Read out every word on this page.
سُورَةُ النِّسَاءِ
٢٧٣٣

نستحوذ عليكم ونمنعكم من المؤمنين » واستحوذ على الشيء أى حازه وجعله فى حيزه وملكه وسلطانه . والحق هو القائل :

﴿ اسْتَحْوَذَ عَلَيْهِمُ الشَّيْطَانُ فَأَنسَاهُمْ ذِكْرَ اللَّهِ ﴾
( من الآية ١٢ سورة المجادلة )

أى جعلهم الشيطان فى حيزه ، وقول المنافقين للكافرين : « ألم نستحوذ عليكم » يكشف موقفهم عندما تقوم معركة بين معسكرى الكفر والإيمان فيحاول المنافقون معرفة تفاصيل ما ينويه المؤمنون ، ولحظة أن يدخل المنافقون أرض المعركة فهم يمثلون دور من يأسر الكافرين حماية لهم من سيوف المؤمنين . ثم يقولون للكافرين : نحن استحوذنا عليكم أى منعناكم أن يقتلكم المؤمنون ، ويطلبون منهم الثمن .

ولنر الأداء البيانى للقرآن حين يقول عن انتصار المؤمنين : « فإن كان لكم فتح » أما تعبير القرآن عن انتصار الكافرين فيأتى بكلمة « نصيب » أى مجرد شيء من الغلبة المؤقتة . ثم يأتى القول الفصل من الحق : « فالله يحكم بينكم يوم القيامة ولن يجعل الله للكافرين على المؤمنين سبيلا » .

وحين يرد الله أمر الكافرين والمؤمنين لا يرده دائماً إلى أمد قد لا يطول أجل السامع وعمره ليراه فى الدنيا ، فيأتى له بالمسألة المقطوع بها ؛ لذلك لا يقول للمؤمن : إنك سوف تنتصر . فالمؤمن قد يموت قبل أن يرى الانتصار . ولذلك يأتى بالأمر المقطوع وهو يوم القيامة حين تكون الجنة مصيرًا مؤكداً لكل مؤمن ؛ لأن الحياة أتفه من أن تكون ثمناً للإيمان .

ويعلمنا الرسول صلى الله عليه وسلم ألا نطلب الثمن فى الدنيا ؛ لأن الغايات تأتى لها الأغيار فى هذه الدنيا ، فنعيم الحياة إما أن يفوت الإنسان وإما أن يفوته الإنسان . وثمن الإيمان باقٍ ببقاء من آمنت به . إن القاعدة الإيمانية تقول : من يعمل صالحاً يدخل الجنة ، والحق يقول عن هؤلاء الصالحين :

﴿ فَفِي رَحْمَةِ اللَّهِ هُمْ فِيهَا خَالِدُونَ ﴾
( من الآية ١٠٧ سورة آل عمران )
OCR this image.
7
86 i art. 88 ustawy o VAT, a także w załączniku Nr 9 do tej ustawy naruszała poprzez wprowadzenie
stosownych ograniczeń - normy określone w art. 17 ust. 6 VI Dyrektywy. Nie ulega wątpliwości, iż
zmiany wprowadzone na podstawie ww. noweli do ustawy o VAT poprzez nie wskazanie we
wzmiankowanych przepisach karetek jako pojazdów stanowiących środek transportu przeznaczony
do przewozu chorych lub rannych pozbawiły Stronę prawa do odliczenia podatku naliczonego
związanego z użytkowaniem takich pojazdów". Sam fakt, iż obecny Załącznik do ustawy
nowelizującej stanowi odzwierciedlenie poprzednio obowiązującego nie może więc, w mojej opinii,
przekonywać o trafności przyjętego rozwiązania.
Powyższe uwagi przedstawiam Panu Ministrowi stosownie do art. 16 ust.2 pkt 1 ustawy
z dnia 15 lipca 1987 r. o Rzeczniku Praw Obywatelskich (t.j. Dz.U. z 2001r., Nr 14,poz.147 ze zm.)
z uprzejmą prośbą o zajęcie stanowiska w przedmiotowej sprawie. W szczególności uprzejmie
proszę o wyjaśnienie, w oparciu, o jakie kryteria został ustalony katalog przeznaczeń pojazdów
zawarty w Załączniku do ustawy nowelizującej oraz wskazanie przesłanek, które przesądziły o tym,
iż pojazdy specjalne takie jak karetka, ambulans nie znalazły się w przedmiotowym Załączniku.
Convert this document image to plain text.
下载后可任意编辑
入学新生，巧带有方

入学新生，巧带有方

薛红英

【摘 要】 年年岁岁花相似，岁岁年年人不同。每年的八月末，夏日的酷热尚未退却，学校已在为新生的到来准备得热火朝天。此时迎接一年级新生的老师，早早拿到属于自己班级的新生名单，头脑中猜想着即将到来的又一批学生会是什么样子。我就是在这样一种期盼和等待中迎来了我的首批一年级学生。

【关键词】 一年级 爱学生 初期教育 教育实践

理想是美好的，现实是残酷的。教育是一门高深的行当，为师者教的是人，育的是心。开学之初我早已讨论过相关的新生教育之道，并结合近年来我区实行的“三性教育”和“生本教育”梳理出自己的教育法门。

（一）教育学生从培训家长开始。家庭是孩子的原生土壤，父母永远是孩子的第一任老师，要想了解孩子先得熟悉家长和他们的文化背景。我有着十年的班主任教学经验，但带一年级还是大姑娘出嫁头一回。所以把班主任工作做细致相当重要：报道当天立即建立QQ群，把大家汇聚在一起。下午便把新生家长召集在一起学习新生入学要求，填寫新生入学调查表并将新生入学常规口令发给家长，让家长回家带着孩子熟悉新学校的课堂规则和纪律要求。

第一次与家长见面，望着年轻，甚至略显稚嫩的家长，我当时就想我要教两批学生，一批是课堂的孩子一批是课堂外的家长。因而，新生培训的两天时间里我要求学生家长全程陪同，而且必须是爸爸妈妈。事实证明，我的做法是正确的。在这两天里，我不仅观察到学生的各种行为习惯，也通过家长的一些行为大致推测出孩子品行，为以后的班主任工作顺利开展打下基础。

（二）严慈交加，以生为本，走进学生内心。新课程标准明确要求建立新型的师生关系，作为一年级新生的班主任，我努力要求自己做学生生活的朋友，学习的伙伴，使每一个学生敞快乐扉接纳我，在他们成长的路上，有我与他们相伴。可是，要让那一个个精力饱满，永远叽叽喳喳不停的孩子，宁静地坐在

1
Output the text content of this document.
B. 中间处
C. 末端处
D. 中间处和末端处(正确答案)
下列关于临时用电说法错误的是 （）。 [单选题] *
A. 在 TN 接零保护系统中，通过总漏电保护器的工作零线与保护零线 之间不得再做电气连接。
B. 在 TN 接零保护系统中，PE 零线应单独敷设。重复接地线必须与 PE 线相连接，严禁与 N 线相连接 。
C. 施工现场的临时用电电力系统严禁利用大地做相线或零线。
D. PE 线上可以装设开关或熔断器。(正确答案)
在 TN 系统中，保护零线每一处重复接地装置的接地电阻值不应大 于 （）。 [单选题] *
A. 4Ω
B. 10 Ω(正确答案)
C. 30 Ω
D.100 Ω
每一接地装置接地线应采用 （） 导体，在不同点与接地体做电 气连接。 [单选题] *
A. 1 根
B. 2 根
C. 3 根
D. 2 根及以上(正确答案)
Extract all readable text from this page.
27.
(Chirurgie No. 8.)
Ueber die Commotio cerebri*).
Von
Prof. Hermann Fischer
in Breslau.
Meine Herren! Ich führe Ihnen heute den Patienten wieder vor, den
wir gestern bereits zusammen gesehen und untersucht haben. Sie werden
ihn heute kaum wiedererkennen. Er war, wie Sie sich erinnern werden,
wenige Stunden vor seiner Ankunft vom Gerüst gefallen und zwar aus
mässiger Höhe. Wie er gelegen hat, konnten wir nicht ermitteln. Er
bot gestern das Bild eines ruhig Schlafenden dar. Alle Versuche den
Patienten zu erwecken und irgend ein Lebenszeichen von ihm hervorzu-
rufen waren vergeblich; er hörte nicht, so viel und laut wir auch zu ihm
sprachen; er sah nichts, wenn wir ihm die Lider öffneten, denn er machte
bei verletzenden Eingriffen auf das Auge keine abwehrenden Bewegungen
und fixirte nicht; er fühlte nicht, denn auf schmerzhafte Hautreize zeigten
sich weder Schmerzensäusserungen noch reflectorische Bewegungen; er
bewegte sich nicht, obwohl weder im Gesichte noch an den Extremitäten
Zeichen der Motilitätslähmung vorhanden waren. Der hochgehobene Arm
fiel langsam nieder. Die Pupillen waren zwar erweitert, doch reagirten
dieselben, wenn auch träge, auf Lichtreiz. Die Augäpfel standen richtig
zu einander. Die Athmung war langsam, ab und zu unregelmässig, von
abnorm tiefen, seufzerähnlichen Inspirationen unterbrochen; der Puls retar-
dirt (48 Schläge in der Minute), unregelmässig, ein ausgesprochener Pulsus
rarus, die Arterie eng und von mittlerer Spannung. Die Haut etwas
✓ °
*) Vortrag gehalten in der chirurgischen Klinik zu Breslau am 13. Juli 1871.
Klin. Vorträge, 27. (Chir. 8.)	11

**WRITTEN PROBLEM:** Pick out and copy every line that contains the word "يأتى".

**TASK RESPONSE:**
ولنر الأداء البيانى للقرآن حين يقول عن انتصار المؤمنين : « فإن كان لكم فتح » أما تعبير القرآن عن انتصار الكافرين فيأتى بكلمة « نصيب » أى مجرد شيء من الغلبة المؤقتة . ثم يأتى القول الفصل من الحق : « فالله يحكم بينكم يوم القيامة ولن يجعل الله للكافرين على المؤمنين سبيلا » .
وحين يرد الله أمر الكافرين والمؤمنين لا يرده دائماً إلى أمد قد لا يطول أجل السامع وعمره ليراه فى الدنيا ، فيأتى له بالمسألة المقطوع بها ؛ لذلك لا يقول للمؤمن : إنك سوف تنتصر . فالمؤمن قد يموت قبل أن يرى الانتصار . ولذلك يأتى بالأمر المقطوع وهو يوم القيامة حين تكون الجنة مصيرًا مؤكداً لكل مؤمن ؛ لأن الحياة أتفه من أن تكون ثمناً للإيمان .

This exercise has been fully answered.